Quote each line of the material verbatim, without the pictures.

** Begin Excerpted data **

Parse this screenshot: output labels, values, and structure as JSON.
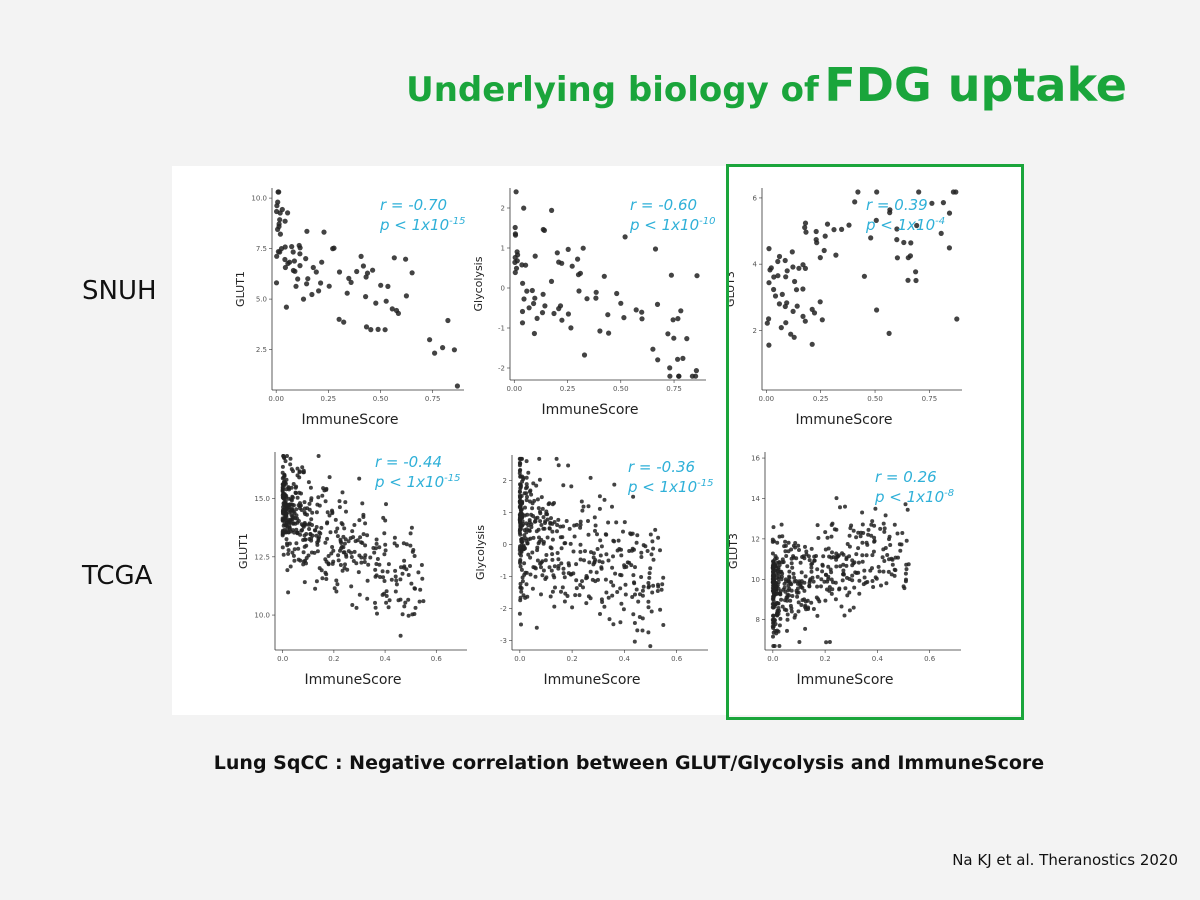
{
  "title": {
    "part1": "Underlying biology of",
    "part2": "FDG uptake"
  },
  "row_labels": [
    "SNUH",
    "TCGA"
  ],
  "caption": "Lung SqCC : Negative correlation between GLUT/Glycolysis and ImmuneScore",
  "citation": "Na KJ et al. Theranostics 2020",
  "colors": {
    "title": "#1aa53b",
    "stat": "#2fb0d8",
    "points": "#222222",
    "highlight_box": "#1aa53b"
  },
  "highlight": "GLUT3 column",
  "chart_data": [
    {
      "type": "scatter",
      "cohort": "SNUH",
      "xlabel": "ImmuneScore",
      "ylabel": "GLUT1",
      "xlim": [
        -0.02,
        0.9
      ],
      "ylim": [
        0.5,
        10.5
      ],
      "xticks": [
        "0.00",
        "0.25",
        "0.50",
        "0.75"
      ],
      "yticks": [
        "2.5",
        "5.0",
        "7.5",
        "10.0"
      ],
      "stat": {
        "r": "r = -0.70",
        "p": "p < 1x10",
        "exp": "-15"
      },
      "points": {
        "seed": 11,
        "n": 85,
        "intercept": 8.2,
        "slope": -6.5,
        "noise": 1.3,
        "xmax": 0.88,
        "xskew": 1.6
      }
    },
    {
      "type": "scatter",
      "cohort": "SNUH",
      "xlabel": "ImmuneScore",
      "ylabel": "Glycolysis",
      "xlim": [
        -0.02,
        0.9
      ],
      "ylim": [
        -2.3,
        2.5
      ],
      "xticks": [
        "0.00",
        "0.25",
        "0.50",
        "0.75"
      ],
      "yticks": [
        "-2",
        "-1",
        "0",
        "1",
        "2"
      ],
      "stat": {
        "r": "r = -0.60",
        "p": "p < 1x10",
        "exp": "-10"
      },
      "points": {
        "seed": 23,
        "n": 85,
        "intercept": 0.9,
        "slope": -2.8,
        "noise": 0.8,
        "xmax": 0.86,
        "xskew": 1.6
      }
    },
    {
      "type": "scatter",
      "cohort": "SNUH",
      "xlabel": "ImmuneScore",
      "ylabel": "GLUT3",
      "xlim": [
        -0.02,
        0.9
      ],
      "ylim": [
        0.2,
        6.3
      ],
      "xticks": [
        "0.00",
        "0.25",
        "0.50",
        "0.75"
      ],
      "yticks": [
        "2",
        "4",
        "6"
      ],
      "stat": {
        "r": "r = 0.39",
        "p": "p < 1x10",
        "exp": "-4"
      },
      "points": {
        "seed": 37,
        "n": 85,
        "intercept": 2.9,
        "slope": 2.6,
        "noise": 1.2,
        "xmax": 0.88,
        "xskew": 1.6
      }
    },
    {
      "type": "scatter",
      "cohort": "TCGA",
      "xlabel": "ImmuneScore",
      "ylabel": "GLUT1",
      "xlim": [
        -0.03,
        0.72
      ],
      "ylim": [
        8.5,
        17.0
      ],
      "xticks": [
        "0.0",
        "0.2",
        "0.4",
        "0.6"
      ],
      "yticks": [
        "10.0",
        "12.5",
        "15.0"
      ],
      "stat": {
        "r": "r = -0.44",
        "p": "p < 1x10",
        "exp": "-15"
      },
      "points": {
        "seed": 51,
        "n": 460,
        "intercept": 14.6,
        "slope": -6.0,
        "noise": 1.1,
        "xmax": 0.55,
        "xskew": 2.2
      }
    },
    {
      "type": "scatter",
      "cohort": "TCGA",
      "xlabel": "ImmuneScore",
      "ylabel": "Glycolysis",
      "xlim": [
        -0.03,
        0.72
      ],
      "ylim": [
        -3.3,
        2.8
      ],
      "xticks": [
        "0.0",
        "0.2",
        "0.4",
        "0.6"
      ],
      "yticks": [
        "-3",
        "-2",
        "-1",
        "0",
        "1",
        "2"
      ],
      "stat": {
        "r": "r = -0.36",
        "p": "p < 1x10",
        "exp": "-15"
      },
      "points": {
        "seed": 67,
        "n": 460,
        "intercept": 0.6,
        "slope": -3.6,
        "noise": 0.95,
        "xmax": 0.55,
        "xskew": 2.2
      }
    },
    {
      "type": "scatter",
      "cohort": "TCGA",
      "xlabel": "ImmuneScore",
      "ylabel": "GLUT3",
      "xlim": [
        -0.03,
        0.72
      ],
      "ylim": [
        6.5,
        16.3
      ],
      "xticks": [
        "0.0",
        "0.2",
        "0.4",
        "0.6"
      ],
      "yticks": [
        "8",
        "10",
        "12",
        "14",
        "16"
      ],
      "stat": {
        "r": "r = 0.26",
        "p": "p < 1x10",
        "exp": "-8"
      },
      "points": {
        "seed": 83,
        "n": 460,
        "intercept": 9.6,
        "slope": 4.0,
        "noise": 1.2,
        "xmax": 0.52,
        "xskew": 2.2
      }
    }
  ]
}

** End Excerpted data **

_Solution to the exercise_:
Parse this screenshot: output labels, values, and structure as JSON.
{
  "title": {
    "part1": "Underlying biology of",
    "part2": "FDG uptake"
  },
  "row_labels": [
    "SNUH",
    "TCGA"
  ],
  "caption": "Lung SqCC : Negative correlation between GLUT/Glycolysis and ImmuneScore",
  "citation": "Na KJ et al. Theranostics 2020",
  "colors": {
    "title": "#1aa53b",
    "stat": "#2fb0d8",
    "points": "#222222",
    "highlight_box": "#1aa53b"
  },
  "highlight": "GLUT3 column",
  "chart_data": [
    {
      "type": "scatter",
      "cohort": "SNUH",
      "xlabel": "ImmuneScore",
      "ylabel": "GLUT1",
      "xlim": [
        -0.02,
        0.9
      ],
      "ylim": [
        0.5,
        10.5
      ],
      "xticks": [
        "0.00",
        "0.25",
        "0.50",
        "0.75"
      ],
      "yticks": [
        "2.5",
        "5.0",
        "7.5",
        "10.0"
      ],
      "stat": {
        "r": "r = -0.70",
        "p": "p < 1x10",
        "exp": "-15"
      },
      "points": {
        "seed": 11,
        "n": 85,
        "intercept": 8.2,
        "slope": -6.5,
        "noise": 1.3,
        "xmax": 0.88,
        "xskew": 1.6
      }
    },
    {
      "type": "scatter",
      "cohort": "SNUH",
      "xlabel": "ImmuneScore",
      "ylabel": "Glycolysis",
      "xlim": [
        -0.02,
        0.9
      ],
      "ylim": [
        -2.3,
        2.5
      ],
      "xticks": [
        "0.00",
        "0.25",
        "0.50",
        "0.75"
      ],
      "yticks": [
        "-2",
        "-1",
        "0",
        "1",
        "2"
      ],
      "stat": {
        "r": "r = -0.60",
        "p": "p < 1x10",
        "exp": "-10"
      },
      "points": {
        "seed": 23,
        "n": 85,
        "intercept": 0.9,
        "slope": -2.8,
        "noise": 0.8,
        "xmax": 0.86,
        "xskew": 1.6
      }
    },
    {
      "type": "scatter",
      "cohort": "SNUH",
      "xlabel": "ImmuneScore",
      "ylabel": "GLUT3",
      "xlim": [
        -0.02,
        0.9
      ],
      "ylim": [
        0.2,
        6.3
      ],
      "xticks": [
        "0.00",
        "0.25",
        "0.50",
        "0.75"
      ],
      "yticks": [
        "2",
        "4",
        "6"
      ],
      "stat": {
        "r": "r = 0.39",
        "p": "p < 1x10",
        "exp": "-4"
      },
      "points": {
        "seed": 37,
        "n": 85,
        "intercept": 2.9,
        "slope": 2.6,
        "noise": 1.2,
        "xmax": 0.88,
        "xskew": 1.6
      }
    },
    {
      "type": "scatter",
      "cohort": "TCGA",
      "xlabel": "ImmuneScore",
      "ylabel": "GLUT1",
      "xlim": [
        -0.03,
        0.72
      ],
      "ylim": [
        8.5,
        17.0
      ],
      "xticks": [
        "0.0",
        "0.2",
        "0.4",
        "0.6"
      ],
      "yticks": [
        "10.0",
        "12.5",
        "15.0"
      ],
      "stat": {
        "r": "r = -0.44",
        "p": "p < 1x10",
        "exp": "-15"
      },
      "points": {
        "seed": 51,
        "n": 460,
        "intercept": 14.6,
        "slope": -6.0,
        "noise": 1.1,
        "xmax": 0.55,
        "xskew": 2.2
      }
    },
    {
      "type": "scatter",
      "cohort": "TCGA",
      "xlabel": "ImmuneScore",
      "ylabel": "Glycolysis",
      "xlim": [
        -0.03,
        0.72
      ],
      "ylim": [
        -3.3,
        2.8
      ],
      "xticks": [
        "0.0",
        "0.2",
        "0.4",
        "0.6"
      ],
      "yticks": [
        "-3",
        "-2",
        "-1",
        "0",
        "1",
        "2"
      ],
      "stat": {
        "r": "r = -0.36",
        "p": "p < 1x10",
        "exp": "-15"
      },
      "points": {
        "seed": 67,
        "n": 460,
        "intercept": 0.6,
        "slope": -3.6,
        "noise": 0.95,
        "xmax": 0.55,
        "xskew": 2.2
      }
    },
    {
      "type": "scatter",
      "cohort": "TCGA",
      "xlabel": "ImmuneScore",
      "ylabel": "GLUT3",
      "xlim": [
        -0.03,
        0.72
      ],
      "ylim": [
        6.5,
        16.3
      ],
      "xticks": [
        "0.0",
        "0.2",
        "0.4",
        "0.6"
      ],
      "yticks": [
        "8",
        "10",
        "12",
        "14",
        "16"
      ],
      "stat": {
        "r": "r = 0.26",
        "p": "p < 1x10",
        "exp": "-8"
      },
      "points": {
        "seed": 83,
        "n": 460,
        "intercept": 9.6,
        "slope": 4.0,
        "noise": 1.2,
        "xmax": 0.52,
        "xskew": 2.2
      }
    }
  ]
}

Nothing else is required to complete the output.